## WRITTEN INSTRUCTION:
Render the material again word for word, skipping the pictures in it.

══════════════════════════════

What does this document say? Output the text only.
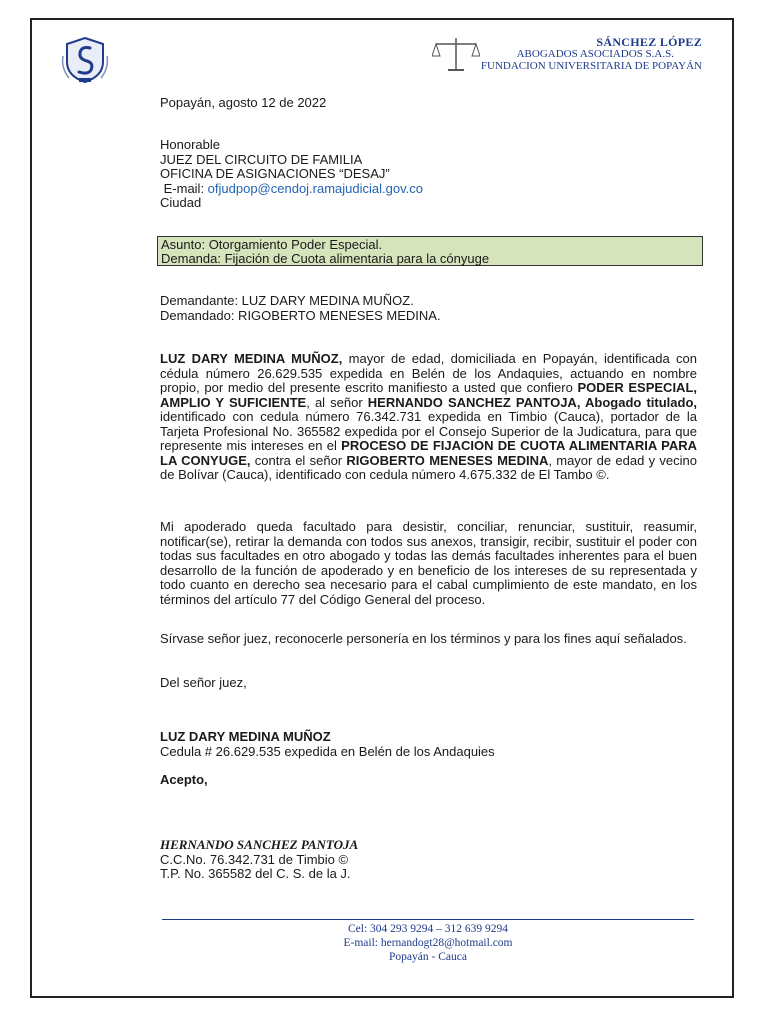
SÁNCHEZ LÓPEZ
ABOGADOS ASOCIADOS S.A.S.
FUNDACION UNIVERSITARIA DE POPAYÁN
Popayán, agosto 12 de 2022
Honorable
JUEZ DEL CIRCUITO DE FAMILIA
OFICINA DE ASIGNACIONES “DESAJ”
E-mail: ofjudpop@cendoj.ramajudicial.gov.co
Ciudad
Asunto: Otorgamiento Poder Especial.
Demanda: Fijación de Cuota alimentaria para la cónyuge
Demandante: LUZ DARY MEDINA MUÑOZ.
Demandado: RIGOBERTO MENESES MEDINA.
LUZ DARY MEDINA MUÑOZ, mayor de edad, domiciliada en Popayán, identificada con cédula número 26.629.535 expedida en Belén de los Andaquies, actuando en nombre propio, por medio del presente escrito manifiesto a usted que confiero PODER ESPECIAL, AMPLIO Y SUFICIENTE, al señor HERNANDO SANCHEZ PANTOJA, Abogado titulado, identificado con cedula número 76.342.731 expedida en Timbio (Cauca), portador de la Tarjeta Profesional No. 365582 expedida por el Consejo Superior de la Judicatura, para que represente mis intereses en el PROCESO DE FIJACION DE CUOTA ALIMENTARIA PARA LA CONYUGE, contra el señor RIGOBERTO MENESES MEDINA, mayor de edad y vecino de Bolívar (Cauca), identificado con cedula número 4.675.332 de El Tambo ©.
Mi apoderado queda facultado para desistir, conciliar, renunciar, sustituir, reasumir, notificar(se), retirar la demanda con todos sus anexos, transigir, recibir, sustituir el poder con todas sus facultades en otro abogado y todas las demás facultades inherentes para el buen desarrollo de la función de apoderado y en beneficio de los intereses de su representada y todo cuanto en derecho sea necesario para el cabal cumplimiento de este mandato, en los términos del artículo 77 del Código General del proceso.
Sírvase señor juez, reconocerle personería en los términos y para los fines aquí señalados.
Del señor juez,
LUZ DARY MEDINA MUÑOZ
Cedula # 26.629.535 expedida en Belén de los Andaquies
Acepto,
HERNANDO SANCHEZ PANTOJA
C.C.No. 76.342.731 de Timbio ©
T.P. No. 365582 del C. S. de la J.
Cel: 304 293 9294 – 312 639 9294
E-mail: hernandogt28@hotmail.com
Popayán - Cauca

══════════════════════════════

## EXERCISE RESULT:
What does this document say? Output the text only.
SÁNCHEZ LÓPEZ
ABOGADOS ASOCIADOS S.A.S.
FUNDACION UNIVERSITARIA DE POPAYÁN
Popayán, agosto 12 de 2022
Honorable
JUEZ DEL CIRCUITO DE FAMILIA
OFICINA DE ASIGNACIONES “DESAJ”
E-mail: ofjudpop@cendoj.ramajudicial.gov.co
Ciudad
Asunto: Otorgamiento Poder Especial.
Demanda: Fijación de Cuota alimentaria para la cónyuge
Demandante: LUZ DARY MEDINA MUÑOZ.
Demandado: RIGOBERTO MENESES MEDINA.
LUZ DARY MEDINA MUÑOZ, mayor de edad, domiciliada en Popayán, identificada con cédula número 26.629.535 expedida en Belén de los Andaquies, actuando en nombre propio, por medio del presente escrito manifiesto a usted que confiero PODER ESPECIAL, AMPLIO Y SUFICIENTE, al señor HERNANDO SANCHEZ PANTOJA, Abogado titulado, identificado con cedula número 76.342.731 expedida en Timbio (Cauca), portador de la Tarjeta Profesional No. 365582 expedida por el Consejo Superior de la Judicatura, para que represente mis intereses en el PROCESO DE FIJACION DE CUOTA ALIMENTARIA PARA LA CONYUGE, contra el señor RIGOBERTO MENESES MEDINA, mayor de edad y vecino de Bolívar (Cauca), identificado con cedula número 4.675.332 de El Tambo ©.
Mi apoderado queda facultado para desistir, conciliar, renunciar, sustituir, reasumir, notificar(se), retirar la demanda con todos sus anexos, transigir, recibir, sustituir el poder con todas sus facultades en otro abogado y todas las demás facultades inherentes para el buen desarrollo de la función de apoderado y en beneficio de los intereses de su representada y todo cuanto en derecho sea necesario para el cabal cumplimiento de este mandato, en los términos del artículo 77 del Código General del proceso.
Sírvase señor juez, reconocerle personería en los términos y para los fines aquí señalados.
Del señor juez,
LUZ DARY MEDINA MUÑOZ
Cedula # 26.629.535 expedida en Belén de los Andaquies
Acepto,
HERNANDO SANCHEZ PANTOJA
C.C.No. 76.342.731 de Timbio ©
T.P. No. 365582 del C. S. de la J.
Cel: 304 293 9294 – 312 639 9294
E-mail: hernandogt28@hotmail.com
Popayán - Cauca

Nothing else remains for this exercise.